### Written instruction
Copy each line that has the string "your" somewhere in it.

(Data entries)

<<<<

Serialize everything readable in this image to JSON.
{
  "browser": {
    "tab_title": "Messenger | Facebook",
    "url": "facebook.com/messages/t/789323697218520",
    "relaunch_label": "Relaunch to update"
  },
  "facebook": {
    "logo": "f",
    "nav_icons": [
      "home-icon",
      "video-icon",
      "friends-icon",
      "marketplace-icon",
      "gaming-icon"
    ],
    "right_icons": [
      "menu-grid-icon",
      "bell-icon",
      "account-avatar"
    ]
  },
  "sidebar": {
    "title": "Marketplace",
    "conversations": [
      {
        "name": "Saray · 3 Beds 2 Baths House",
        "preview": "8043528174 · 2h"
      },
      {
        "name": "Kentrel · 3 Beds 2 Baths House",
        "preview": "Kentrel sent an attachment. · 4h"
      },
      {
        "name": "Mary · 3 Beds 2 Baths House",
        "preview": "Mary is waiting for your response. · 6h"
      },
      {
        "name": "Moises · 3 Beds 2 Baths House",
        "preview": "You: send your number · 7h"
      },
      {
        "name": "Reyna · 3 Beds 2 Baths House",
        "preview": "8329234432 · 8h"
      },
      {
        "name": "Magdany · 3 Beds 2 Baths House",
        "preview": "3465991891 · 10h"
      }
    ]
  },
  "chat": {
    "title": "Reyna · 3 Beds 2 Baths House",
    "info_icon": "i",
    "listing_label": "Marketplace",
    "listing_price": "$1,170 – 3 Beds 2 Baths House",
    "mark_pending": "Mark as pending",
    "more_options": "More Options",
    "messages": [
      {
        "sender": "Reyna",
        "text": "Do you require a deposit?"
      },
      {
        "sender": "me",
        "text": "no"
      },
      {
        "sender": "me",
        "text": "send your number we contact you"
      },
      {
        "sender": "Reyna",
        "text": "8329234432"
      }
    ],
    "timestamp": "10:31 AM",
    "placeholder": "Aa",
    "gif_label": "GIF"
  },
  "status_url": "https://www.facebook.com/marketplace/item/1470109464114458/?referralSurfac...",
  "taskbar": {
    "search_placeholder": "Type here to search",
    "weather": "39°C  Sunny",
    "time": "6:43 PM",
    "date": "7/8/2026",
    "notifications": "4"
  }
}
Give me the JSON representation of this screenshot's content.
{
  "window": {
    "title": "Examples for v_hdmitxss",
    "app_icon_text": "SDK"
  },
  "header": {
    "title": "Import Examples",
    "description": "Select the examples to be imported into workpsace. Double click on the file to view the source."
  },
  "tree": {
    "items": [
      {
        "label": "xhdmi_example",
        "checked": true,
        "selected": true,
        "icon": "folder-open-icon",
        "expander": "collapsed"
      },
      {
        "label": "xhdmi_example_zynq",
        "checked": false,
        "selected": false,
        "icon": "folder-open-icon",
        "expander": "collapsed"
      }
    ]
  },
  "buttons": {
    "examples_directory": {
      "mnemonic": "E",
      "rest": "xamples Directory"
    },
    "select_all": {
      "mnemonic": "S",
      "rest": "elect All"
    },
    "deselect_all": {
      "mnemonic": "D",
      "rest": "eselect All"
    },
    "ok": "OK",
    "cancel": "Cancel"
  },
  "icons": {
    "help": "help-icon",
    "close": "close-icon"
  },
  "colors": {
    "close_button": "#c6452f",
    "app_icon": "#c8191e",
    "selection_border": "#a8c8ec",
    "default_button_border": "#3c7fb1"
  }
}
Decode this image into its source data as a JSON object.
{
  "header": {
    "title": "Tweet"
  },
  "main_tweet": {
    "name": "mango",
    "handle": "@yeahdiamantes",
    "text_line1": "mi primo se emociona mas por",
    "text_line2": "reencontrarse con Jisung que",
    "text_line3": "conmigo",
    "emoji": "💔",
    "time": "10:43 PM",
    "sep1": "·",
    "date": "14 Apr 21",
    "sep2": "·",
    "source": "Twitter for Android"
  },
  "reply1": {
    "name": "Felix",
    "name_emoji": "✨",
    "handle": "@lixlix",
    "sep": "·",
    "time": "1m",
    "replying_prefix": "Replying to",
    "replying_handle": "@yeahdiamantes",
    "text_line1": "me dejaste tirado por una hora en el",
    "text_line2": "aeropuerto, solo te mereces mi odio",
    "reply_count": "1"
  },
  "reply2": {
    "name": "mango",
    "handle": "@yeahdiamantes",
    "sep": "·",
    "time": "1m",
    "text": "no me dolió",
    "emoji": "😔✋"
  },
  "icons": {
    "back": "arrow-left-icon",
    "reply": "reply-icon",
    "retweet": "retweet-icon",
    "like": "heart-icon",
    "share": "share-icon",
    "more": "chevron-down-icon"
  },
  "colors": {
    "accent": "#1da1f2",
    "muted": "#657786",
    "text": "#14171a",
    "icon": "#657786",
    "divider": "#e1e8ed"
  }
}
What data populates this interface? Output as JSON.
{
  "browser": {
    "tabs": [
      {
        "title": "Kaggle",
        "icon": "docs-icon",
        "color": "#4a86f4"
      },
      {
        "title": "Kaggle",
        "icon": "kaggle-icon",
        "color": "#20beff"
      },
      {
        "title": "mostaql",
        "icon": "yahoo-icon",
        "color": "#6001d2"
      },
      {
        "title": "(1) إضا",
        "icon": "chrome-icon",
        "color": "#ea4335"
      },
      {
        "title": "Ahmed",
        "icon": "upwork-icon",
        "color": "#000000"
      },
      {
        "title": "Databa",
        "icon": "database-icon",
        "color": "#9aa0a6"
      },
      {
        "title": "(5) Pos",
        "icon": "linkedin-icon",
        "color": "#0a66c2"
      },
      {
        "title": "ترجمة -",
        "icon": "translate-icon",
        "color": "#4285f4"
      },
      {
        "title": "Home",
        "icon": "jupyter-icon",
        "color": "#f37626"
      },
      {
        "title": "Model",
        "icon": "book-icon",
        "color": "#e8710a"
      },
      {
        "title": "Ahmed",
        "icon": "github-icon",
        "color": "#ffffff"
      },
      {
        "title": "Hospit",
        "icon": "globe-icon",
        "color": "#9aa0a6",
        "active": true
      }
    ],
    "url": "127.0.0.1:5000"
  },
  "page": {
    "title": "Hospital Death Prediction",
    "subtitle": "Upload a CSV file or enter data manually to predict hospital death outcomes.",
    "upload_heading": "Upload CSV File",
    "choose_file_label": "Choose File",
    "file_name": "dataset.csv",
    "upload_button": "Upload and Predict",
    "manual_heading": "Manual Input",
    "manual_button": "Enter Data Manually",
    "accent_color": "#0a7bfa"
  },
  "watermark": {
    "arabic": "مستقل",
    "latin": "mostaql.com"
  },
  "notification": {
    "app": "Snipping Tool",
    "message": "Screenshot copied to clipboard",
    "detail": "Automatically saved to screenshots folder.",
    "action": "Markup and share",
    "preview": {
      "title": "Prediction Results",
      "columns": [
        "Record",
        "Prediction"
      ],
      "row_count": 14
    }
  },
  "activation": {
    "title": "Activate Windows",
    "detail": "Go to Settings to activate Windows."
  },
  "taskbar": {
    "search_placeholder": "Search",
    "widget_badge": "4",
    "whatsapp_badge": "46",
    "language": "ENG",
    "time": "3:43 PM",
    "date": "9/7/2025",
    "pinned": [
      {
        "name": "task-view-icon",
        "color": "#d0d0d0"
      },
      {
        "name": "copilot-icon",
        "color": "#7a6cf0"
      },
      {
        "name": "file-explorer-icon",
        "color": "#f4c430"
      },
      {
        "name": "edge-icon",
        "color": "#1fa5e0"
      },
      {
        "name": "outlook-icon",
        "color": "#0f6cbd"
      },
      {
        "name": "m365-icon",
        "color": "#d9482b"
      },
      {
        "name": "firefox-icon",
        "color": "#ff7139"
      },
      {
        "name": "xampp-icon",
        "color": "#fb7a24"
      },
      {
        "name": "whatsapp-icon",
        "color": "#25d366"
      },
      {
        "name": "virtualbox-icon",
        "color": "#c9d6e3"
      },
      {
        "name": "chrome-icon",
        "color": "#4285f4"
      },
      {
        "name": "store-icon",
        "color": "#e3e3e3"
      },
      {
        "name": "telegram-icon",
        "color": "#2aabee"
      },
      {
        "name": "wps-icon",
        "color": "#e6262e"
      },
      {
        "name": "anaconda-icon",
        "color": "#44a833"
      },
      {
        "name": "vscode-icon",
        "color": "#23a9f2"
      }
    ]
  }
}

>>>>

### Exercise output
        "preview": "Mary is waiting for your response. · 6h"
        "preview": "You: send your number · 7h"
        "text": "send your number we contact you"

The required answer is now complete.